*DIRECTIONS FOR THIS TASK*
Wherever a line holds the string "Sacramento", copy that line.

— Start of THE DATA —

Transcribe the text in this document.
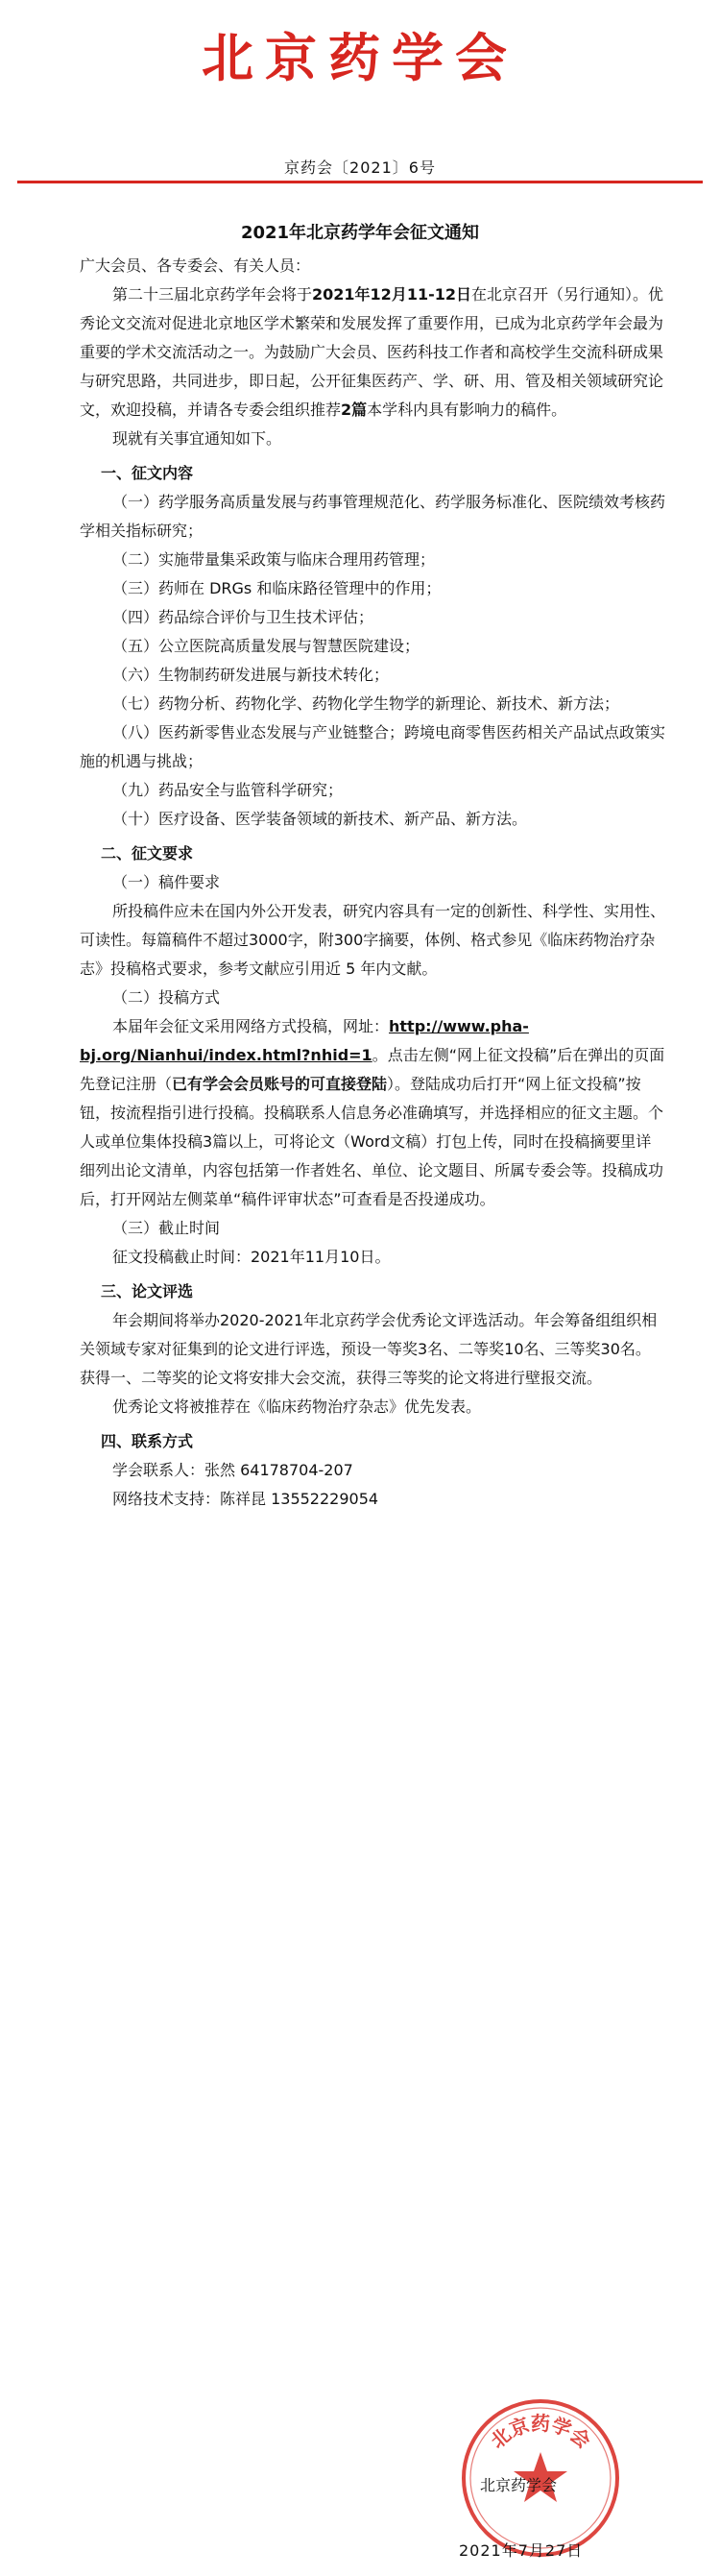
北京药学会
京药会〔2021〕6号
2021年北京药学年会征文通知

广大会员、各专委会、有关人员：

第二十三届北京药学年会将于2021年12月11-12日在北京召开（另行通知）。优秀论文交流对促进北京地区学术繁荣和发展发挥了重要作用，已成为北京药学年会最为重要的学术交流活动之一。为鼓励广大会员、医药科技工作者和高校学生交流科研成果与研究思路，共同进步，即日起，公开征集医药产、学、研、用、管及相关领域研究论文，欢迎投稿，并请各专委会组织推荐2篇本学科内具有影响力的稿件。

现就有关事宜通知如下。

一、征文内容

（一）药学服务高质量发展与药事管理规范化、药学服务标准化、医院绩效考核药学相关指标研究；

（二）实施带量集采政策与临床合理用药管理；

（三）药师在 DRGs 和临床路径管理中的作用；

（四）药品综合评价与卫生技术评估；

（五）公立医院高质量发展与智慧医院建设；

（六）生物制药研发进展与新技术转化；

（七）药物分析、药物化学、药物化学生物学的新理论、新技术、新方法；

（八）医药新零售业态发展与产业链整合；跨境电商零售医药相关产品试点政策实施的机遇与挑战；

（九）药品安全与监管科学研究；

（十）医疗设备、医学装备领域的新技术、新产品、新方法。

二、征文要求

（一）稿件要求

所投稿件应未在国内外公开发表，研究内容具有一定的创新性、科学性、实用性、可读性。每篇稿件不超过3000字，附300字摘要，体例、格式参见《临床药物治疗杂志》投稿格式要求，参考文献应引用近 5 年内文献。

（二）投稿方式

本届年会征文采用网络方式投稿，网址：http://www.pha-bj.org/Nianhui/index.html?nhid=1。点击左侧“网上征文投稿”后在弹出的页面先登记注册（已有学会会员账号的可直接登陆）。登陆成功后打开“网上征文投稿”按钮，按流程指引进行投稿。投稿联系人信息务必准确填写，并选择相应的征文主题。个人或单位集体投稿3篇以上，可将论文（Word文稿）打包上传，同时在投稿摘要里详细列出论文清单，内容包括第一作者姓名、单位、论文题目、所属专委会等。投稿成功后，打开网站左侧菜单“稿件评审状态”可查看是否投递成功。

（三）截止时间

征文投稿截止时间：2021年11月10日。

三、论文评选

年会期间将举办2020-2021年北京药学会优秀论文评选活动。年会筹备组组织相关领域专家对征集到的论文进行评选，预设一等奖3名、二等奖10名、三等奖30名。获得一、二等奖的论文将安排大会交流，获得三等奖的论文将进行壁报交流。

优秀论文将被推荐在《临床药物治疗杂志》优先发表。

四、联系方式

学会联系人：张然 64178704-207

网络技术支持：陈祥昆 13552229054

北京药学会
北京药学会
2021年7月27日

— End of THE DATA —
— Start of THE DATA —

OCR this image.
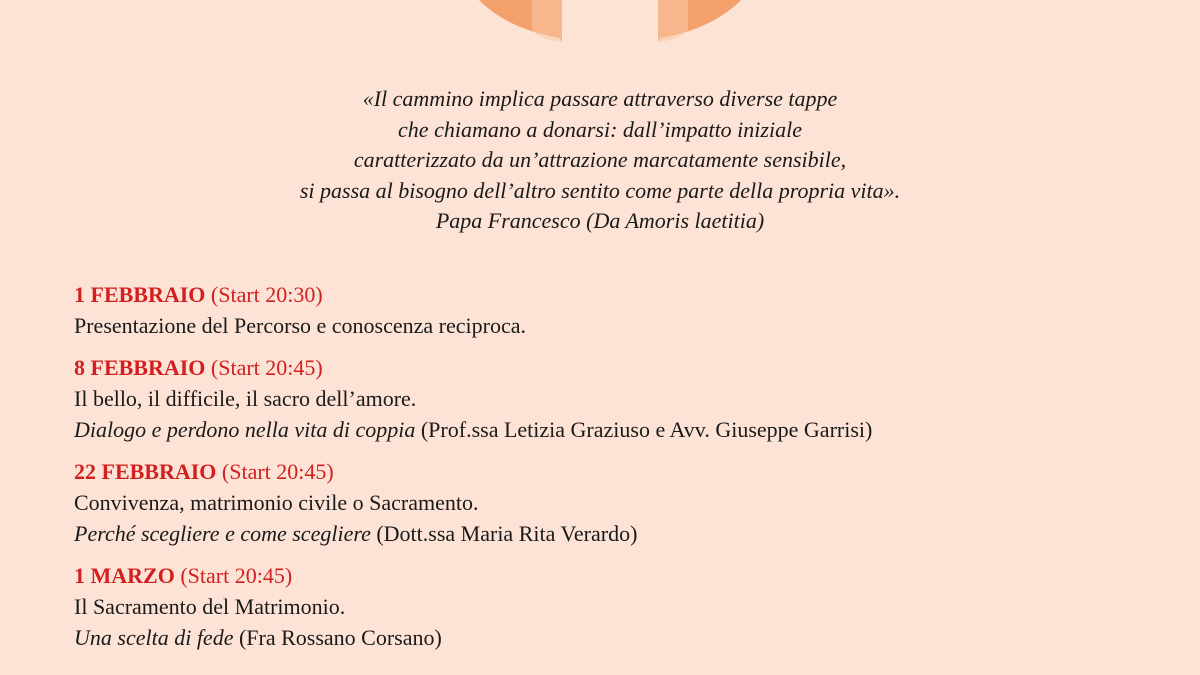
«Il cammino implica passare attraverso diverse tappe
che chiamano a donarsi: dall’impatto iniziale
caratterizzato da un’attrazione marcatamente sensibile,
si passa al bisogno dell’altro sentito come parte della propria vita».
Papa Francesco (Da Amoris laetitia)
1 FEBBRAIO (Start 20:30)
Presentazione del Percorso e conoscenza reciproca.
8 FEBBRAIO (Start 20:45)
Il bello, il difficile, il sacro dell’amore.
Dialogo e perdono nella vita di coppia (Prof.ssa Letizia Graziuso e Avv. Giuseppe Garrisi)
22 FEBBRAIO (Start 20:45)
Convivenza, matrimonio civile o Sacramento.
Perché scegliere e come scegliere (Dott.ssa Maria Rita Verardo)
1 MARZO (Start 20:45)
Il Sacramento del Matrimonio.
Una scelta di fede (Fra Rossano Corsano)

— End of THE DATA —

*RESPONSE BELOW*
Convivenza, matrimonio civile o Sacramento.
Il Sacramento del Matrimonio.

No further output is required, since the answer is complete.